Determine how many lines below hold the string "grand". Reply with the number alone.
--- start DATA EXCERPTS ---
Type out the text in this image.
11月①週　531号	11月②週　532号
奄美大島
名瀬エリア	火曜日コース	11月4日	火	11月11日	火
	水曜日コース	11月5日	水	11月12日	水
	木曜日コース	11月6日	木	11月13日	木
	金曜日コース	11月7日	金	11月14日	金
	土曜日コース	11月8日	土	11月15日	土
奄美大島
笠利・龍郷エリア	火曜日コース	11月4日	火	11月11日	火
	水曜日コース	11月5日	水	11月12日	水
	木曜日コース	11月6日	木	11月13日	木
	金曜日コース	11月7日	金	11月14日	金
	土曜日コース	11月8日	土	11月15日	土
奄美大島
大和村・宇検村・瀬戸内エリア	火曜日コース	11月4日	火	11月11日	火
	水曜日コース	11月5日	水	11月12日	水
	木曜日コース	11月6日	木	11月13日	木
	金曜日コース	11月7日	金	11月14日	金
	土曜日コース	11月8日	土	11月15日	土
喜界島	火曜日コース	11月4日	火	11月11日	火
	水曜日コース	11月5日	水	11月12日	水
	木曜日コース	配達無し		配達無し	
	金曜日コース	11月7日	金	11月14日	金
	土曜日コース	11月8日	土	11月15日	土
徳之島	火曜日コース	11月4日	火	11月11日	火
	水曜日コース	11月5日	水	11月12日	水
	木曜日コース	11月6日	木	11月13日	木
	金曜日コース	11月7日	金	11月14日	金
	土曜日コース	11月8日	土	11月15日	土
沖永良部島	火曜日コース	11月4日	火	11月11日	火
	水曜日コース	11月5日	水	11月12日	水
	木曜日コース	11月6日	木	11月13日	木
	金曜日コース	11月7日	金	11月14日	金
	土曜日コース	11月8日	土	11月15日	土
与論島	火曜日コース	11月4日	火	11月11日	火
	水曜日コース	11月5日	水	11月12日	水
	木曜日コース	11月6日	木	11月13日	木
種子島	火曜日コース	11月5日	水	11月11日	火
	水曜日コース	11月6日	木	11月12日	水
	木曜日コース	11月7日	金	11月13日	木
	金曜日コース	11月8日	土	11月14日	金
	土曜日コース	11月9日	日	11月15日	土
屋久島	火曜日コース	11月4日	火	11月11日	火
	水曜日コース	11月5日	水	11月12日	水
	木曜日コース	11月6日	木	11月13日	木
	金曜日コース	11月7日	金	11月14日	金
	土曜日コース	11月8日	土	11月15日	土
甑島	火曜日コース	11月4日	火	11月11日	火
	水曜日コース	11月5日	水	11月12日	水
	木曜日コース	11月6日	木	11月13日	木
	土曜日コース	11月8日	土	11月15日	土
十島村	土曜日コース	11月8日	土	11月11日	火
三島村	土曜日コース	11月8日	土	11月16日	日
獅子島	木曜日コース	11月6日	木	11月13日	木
--- end DATA EXCERPTS ---
--- start DATA EXCERPTS ---
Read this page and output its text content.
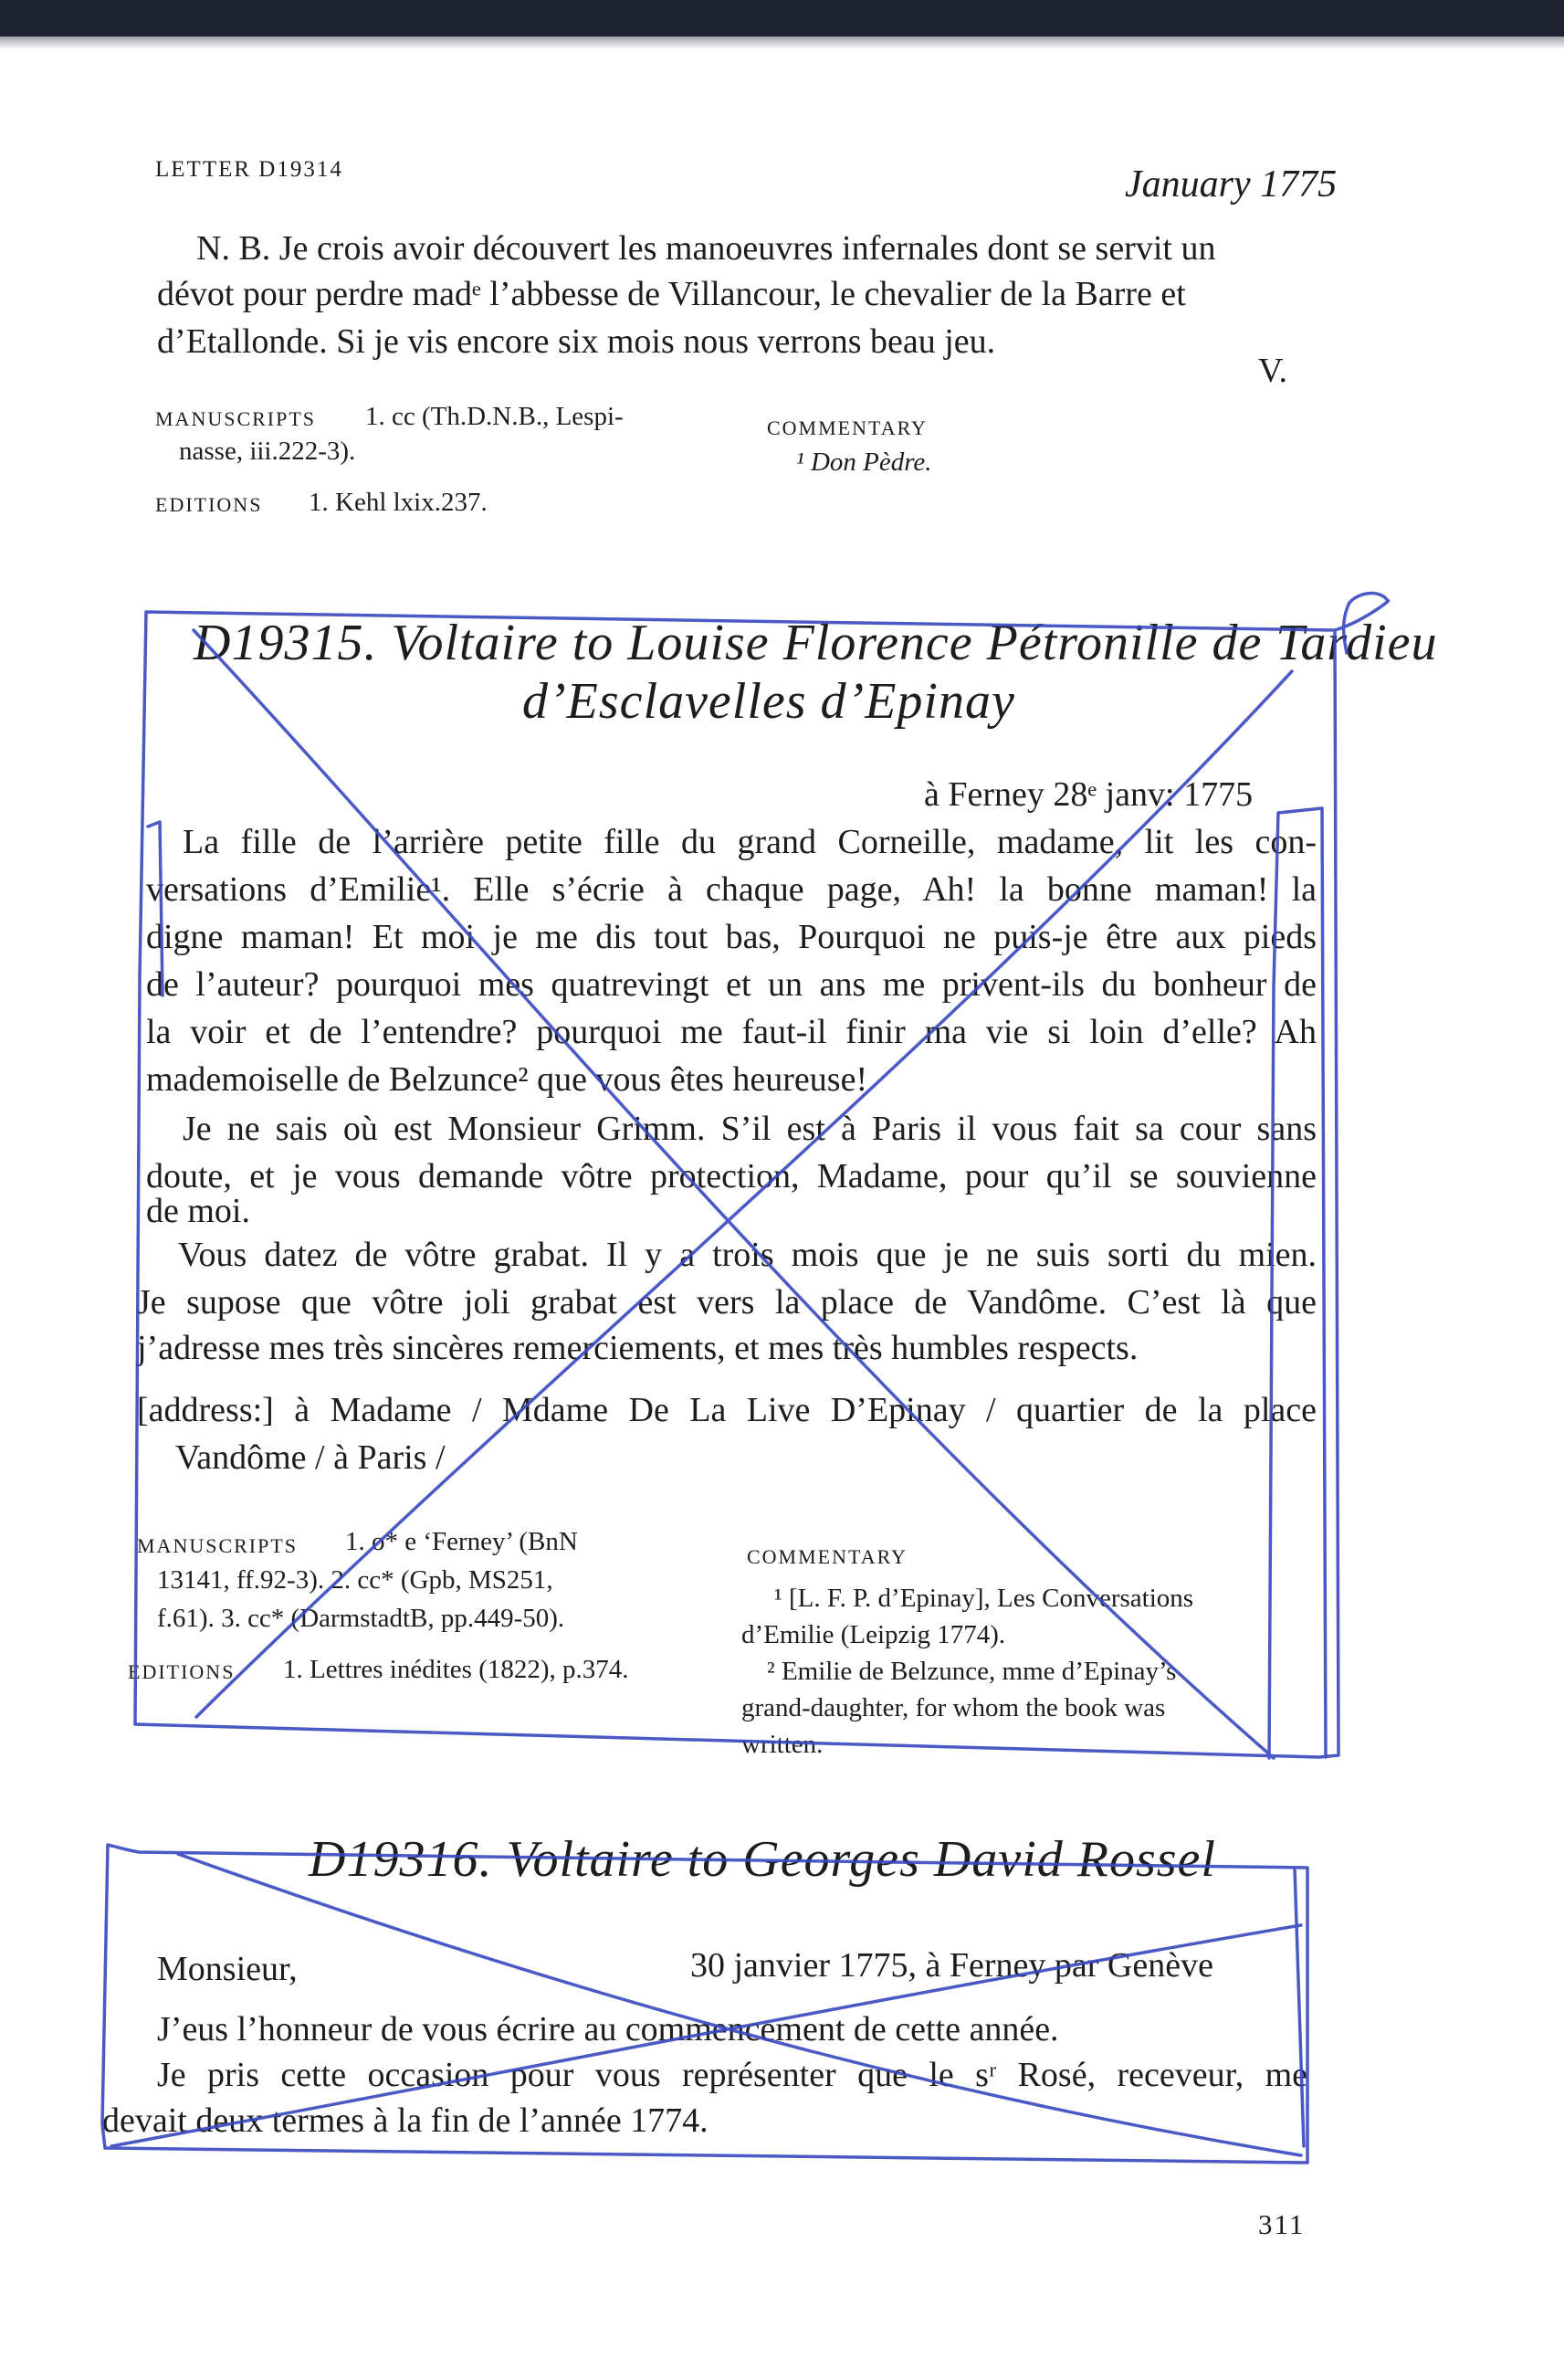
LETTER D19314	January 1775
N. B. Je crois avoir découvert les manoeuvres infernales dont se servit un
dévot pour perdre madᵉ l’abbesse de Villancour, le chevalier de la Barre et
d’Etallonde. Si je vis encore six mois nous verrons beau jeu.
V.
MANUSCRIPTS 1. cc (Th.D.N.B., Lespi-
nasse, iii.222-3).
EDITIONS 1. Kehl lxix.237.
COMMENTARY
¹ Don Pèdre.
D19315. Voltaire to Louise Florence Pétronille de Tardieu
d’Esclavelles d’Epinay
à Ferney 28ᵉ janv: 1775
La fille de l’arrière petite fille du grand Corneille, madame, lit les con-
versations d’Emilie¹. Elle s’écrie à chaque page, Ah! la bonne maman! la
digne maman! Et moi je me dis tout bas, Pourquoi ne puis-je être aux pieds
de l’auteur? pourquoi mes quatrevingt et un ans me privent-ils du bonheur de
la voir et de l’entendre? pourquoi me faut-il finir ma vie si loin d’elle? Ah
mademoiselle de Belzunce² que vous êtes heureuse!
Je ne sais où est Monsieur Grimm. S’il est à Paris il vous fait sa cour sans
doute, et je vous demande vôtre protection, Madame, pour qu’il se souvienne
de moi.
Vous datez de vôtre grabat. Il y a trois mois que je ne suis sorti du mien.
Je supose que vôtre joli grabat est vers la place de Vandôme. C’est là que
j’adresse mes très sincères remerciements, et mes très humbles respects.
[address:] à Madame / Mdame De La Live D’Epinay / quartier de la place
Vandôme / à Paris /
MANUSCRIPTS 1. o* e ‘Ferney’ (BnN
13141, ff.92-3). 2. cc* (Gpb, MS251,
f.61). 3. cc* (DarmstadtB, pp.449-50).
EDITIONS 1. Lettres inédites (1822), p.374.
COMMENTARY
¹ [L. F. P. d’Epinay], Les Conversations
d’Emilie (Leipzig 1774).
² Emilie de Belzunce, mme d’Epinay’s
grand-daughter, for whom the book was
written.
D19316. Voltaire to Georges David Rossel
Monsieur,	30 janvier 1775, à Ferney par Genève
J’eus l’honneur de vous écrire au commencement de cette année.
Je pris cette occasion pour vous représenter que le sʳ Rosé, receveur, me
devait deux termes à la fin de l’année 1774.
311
--- end DATA EXCERPTS ---
RESPONSE TO THIS EXERCISE
2